▶ **Short task**
Filter the entries below, keeping every line that has the word "annual".

▶ **Data shown**
· · · ·

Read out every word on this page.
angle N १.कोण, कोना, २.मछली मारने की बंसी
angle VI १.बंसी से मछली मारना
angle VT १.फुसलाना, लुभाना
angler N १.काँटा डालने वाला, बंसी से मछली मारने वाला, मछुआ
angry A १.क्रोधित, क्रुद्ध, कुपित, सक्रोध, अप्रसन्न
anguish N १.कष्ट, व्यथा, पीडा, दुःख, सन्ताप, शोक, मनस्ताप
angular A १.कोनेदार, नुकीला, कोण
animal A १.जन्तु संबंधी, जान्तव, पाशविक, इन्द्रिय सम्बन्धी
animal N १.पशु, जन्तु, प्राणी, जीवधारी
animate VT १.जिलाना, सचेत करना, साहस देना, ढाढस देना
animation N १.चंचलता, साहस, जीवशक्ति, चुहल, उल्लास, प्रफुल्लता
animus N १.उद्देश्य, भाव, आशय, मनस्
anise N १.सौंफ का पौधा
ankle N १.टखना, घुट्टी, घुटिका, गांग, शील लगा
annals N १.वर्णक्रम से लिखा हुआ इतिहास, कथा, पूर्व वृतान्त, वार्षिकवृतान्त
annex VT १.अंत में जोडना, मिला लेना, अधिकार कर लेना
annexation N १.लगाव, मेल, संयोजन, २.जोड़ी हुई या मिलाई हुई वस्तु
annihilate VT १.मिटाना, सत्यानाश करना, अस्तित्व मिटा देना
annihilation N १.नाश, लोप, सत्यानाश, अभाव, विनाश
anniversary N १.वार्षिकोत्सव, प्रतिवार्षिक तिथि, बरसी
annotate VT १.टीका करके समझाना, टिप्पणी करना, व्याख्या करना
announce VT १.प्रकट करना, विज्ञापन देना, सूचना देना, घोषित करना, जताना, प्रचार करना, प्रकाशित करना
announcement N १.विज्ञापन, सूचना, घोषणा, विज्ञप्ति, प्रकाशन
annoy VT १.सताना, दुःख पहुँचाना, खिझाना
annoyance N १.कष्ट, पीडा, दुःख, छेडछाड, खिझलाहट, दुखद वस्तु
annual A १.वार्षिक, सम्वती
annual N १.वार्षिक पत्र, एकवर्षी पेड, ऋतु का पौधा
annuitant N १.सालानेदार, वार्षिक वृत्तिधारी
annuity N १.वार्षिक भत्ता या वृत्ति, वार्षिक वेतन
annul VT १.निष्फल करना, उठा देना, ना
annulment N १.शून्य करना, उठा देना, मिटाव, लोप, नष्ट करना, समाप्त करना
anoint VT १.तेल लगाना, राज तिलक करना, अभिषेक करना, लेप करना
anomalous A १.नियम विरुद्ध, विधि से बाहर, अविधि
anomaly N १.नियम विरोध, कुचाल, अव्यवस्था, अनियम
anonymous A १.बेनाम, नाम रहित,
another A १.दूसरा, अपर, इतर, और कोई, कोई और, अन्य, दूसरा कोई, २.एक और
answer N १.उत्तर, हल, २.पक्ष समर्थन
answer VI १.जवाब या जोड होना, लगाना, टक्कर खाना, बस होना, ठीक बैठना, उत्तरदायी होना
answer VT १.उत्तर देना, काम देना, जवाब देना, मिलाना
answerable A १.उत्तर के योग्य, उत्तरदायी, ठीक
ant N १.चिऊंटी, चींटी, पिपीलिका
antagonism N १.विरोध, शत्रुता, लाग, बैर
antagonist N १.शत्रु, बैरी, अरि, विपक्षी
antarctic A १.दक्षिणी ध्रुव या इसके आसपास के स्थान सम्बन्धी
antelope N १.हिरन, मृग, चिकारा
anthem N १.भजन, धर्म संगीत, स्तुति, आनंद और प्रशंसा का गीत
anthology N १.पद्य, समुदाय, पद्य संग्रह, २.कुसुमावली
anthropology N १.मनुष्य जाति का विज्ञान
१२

· · · ·

▶ **Answer in full**
annual A १.वार्षिक, सम्वती
annual N १.वार्षिक पत्र, एकवर्षी पेड, ऋतु का पौधा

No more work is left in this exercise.